Goal of the exercise:
Determine which lines of the records include the word "title", and copy them.

(Records that describe figures)
+ + + +

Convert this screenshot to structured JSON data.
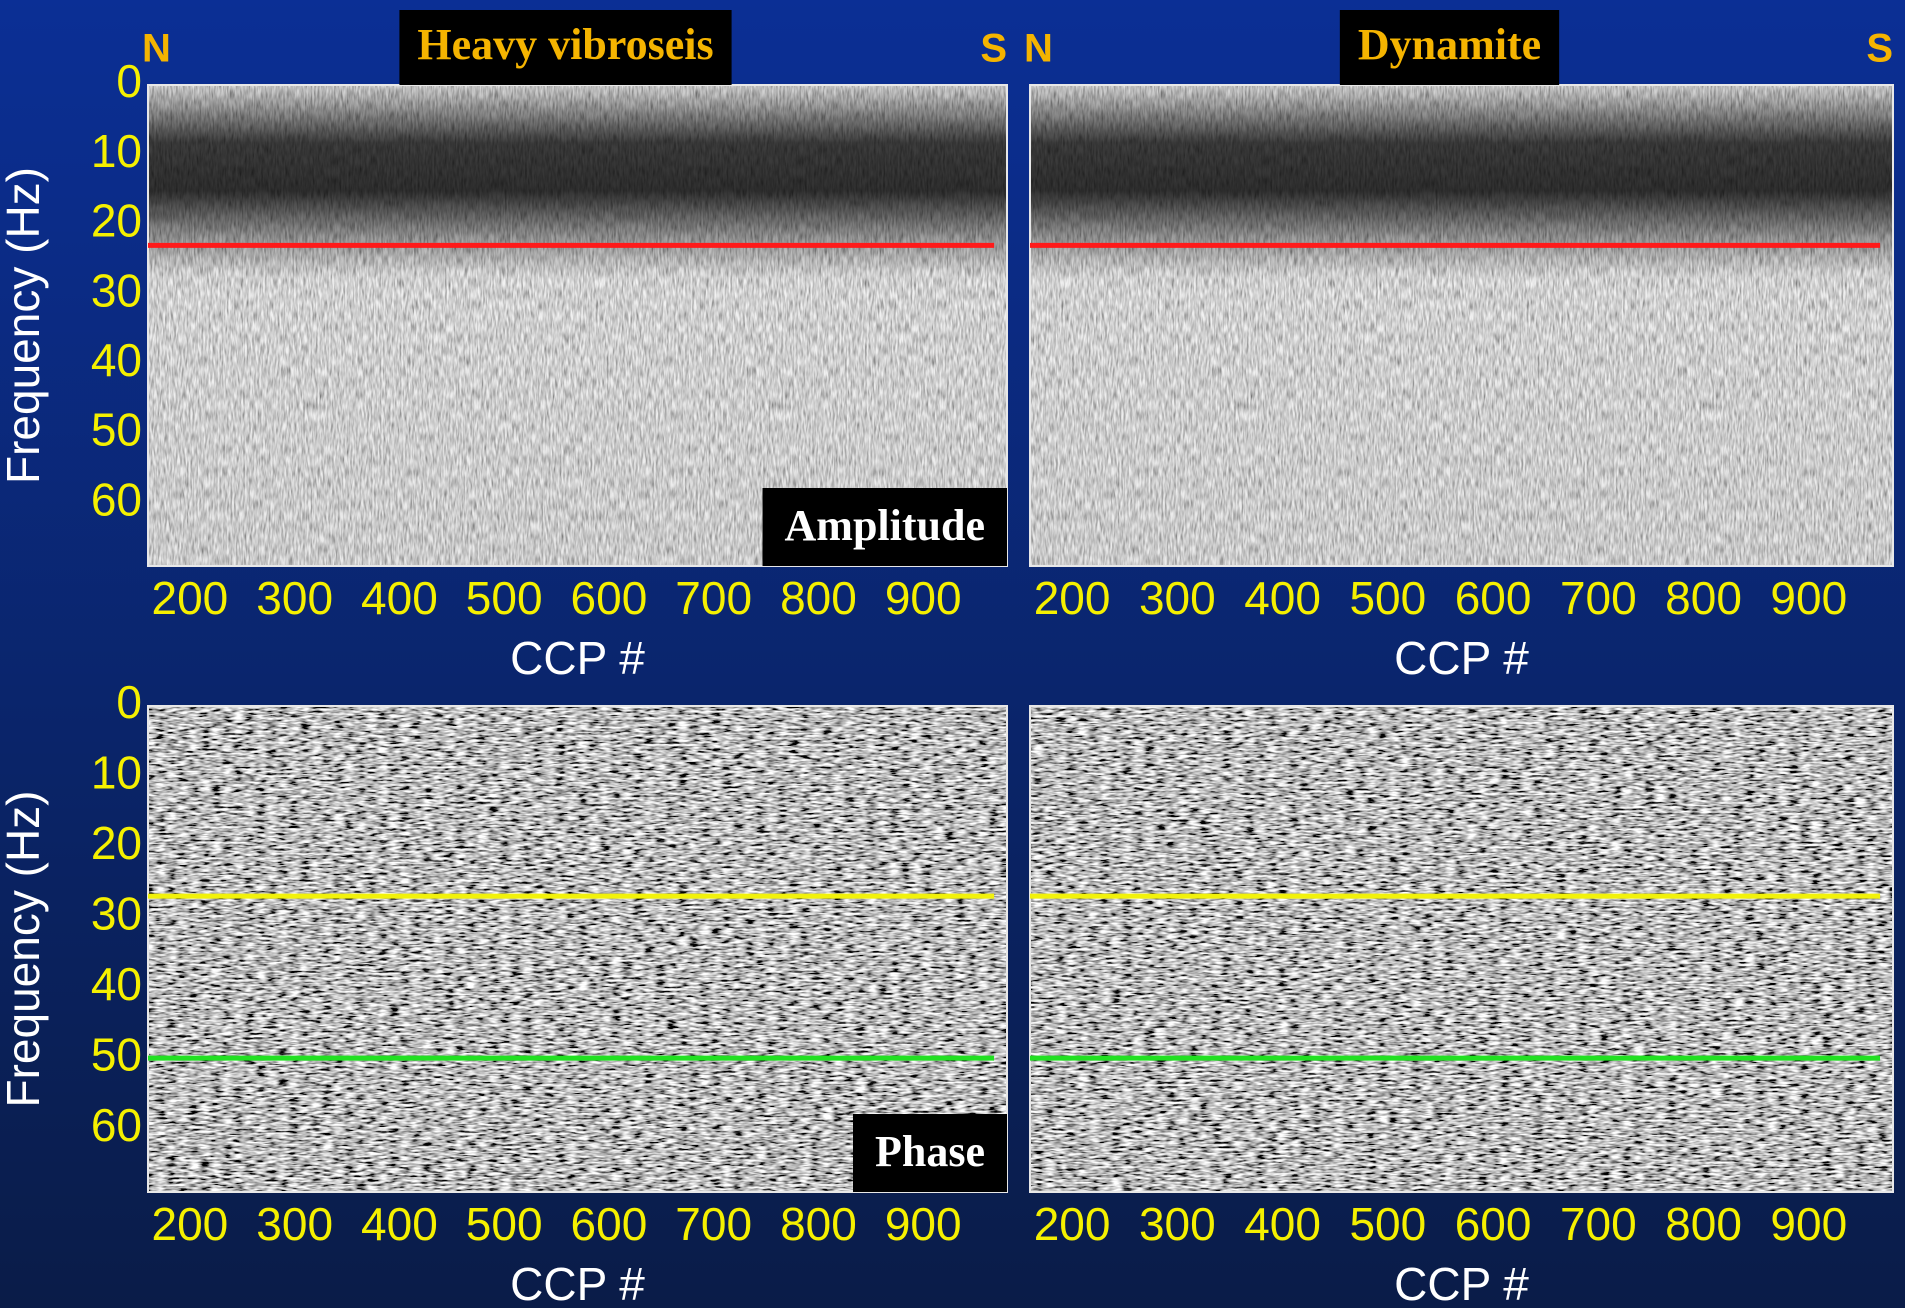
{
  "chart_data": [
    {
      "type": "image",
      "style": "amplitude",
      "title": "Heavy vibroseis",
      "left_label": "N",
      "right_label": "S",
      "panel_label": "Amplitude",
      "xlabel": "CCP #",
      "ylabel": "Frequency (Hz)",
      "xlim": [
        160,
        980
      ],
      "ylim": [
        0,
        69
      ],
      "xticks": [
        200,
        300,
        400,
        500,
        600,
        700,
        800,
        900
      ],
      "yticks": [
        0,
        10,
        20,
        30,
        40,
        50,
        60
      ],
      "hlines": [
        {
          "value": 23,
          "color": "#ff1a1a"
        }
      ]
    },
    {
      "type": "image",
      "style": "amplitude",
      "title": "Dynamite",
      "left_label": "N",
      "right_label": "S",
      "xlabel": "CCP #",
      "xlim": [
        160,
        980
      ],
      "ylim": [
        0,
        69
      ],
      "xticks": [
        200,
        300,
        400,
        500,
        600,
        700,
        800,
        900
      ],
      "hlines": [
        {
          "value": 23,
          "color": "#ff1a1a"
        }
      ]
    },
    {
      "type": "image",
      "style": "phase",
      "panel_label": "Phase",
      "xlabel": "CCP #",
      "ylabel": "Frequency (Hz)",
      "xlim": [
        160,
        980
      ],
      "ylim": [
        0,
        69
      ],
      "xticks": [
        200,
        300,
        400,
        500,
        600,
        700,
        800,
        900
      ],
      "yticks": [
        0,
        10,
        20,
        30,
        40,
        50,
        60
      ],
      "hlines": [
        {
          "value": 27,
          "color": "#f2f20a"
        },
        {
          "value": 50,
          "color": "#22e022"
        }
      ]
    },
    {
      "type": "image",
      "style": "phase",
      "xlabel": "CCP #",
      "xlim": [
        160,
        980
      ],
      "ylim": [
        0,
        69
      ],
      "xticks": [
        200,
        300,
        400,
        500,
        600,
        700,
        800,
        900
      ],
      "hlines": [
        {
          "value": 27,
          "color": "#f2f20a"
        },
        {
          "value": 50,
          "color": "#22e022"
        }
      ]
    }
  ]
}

+ + + +

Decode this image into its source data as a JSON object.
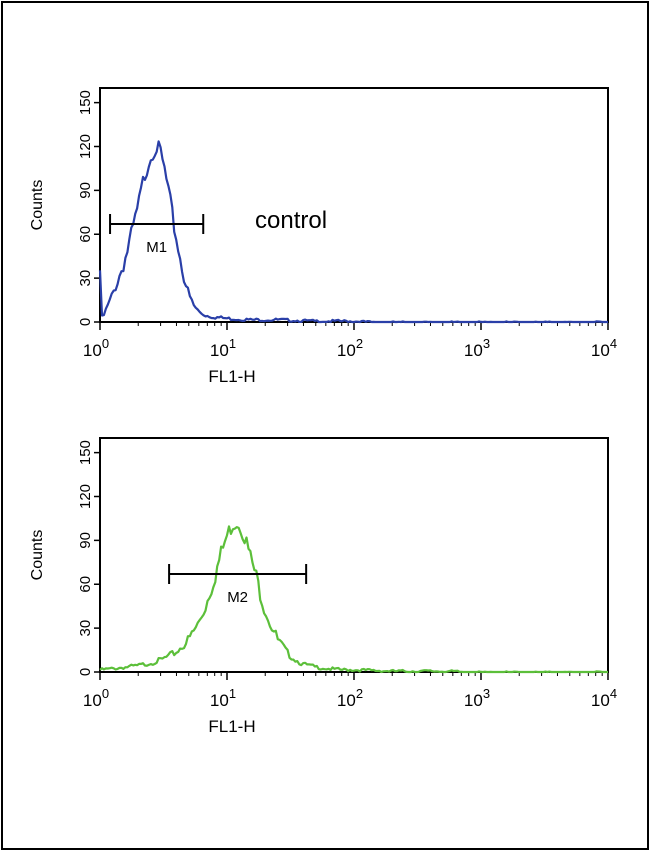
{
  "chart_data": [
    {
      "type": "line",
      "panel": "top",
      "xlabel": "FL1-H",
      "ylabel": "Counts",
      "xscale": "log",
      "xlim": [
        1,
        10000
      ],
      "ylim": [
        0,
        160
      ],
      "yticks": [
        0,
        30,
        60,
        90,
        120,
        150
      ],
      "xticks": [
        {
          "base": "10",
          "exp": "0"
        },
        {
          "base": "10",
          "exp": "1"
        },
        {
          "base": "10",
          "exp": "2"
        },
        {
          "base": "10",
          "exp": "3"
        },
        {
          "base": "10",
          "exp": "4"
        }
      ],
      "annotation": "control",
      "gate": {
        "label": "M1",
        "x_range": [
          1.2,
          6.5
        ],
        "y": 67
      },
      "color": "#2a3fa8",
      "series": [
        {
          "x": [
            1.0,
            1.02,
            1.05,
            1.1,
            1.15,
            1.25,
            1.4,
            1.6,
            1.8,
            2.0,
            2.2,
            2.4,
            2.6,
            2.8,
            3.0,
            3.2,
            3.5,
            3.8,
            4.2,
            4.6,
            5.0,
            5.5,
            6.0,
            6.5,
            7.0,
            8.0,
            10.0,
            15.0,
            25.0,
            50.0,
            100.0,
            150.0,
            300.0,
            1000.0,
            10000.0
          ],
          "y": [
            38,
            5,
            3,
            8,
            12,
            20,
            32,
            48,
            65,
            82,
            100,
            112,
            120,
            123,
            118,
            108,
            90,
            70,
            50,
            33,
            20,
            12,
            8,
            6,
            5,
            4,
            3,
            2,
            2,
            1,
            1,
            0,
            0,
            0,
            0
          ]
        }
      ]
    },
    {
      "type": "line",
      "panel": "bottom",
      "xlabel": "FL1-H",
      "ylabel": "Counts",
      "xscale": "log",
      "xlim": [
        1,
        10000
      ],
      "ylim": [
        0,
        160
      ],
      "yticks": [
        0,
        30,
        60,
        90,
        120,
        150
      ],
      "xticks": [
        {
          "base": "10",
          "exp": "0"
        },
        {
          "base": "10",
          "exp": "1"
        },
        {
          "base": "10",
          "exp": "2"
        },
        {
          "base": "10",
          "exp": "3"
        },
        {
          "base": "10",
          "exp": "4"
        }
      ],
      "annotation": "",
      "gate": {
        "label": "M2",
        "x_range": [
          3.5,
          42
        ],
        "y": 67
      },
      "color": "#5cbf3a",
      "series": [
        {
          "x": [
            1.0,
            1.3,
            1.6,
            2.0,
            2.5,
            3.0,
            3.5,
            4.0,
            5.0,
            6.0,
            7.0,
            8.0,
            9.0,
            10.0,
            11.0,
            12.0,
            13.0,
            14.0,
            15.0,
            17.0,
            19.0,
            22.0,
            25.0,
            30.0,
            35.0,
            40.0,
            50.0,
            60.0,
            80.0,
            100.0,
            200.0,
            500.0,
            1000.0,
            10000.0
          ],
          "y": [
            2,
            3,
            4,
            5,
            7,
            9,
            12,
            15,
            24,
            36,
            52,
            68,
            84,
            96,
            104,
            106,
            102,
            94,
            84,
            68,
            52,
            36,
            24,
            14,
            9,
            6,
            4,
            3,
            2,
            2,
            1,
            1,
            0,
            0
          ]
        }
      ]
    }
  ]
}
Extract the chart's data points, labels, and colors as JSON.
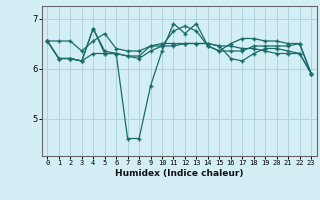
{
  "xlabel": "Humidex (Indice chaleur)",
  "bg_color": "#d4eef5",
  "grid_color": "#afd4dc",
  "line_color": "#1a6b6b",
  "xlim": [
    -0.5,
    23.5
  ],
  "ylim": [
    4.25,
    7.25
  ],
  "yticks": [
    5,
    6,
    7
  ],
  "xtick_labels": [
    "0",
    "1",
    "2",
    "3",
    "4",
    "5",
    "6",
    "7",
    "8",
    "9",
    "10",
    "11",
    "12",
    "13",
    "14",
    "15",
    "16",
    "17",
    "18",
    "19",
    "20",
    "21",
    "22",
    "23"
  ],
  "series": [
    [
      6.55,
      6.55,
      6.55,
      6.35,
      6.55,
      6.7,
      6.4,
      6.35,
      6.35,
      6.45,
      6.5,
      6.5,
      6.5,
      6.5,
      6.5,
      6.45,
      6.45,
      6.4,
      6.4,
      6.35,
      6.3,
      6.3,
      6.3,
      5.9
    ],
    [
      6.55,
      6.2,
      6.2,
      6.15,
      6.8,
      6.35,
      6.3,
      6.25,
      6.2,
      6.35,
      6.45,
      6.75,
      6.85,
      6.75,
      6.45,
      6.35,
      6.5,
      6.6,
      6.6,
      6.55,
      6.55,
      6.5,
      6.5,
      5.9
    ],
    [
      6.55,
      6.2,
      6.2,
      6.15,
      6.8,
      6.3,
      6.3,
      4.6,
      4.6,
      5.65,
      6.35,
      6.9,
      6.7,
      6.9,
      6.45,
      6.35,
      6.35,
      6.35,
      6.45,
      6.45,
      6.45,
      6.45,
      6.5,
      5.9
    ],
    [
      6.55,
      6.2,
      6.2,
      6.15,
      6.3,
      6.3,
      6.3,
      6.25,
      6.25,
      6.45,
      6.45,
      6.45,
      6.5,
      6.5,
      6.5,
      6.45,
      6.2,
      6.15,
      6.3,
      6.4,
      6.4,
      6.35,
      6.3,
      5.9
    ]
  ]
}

+ + + +

Answer to the exercise:
      "title": "Heavy vibroseis",
      "title": "Dynamite",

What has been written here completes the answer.